Say the number of lines containing the string "this", and say nothing else.

(Dataset records)

---*---

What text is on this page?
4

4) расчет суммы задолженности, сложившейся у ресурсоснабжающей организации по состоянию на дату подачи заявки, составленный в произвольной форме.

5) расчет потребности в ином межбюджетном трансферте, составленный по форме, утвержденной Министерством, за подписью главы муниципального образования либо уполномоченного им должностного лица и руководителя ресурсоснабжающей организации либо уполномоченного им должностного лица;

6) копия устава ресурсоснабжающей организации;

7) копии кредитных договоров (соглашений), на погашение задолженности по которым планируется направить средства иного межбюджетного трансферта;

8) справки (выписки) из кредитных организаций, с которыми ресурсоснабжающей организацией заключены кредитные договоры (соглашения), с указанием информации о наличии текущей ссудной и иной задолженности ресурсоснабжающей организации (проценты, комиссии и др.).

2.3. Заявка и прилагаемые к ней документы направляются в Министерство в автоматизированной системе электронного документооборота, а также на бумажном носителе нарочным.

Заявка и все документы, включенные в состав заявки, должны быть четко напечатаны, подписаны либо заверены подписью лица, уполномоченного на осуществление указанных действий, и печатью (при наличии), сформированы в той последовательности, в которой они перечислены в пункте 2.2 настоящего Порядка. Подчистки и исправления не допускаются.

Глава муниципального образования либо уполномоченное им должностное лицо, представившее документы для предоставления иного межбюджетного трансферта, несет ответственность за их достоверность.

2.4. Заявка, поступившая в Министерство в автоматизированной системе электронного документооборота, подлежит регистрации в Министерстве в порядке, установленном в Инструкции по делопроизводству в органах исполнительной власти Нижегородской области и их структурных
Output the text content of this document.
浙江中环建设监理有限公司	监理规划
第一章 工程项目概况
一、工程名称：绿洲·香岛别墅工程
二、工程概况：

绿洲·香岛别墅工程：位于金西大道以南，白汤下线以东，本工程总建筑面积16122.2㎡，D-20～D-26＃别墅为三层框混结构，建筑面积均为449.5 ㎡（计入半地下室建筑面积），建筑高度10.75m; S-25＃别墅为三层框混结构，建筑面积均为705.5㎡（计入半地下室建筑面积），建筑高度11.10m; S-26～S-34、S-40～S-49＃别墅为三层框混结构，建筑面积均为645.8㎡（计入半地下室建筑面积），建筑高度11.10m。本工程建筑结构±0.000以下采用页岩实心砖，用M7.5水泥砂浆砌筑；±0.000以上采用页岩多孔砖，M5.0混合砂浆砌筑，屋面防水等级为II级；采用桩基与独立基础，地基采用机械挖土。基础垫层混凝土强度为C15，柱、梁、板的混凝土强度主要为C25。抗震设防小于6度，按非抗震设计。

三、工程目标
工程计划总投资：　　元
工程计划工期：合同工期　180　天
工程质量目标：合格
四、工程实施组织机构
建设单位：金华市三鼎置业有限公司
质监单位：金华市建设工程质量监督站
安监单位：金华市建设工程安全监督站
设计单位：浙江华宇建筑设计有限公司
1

---*---

Problem solution: 2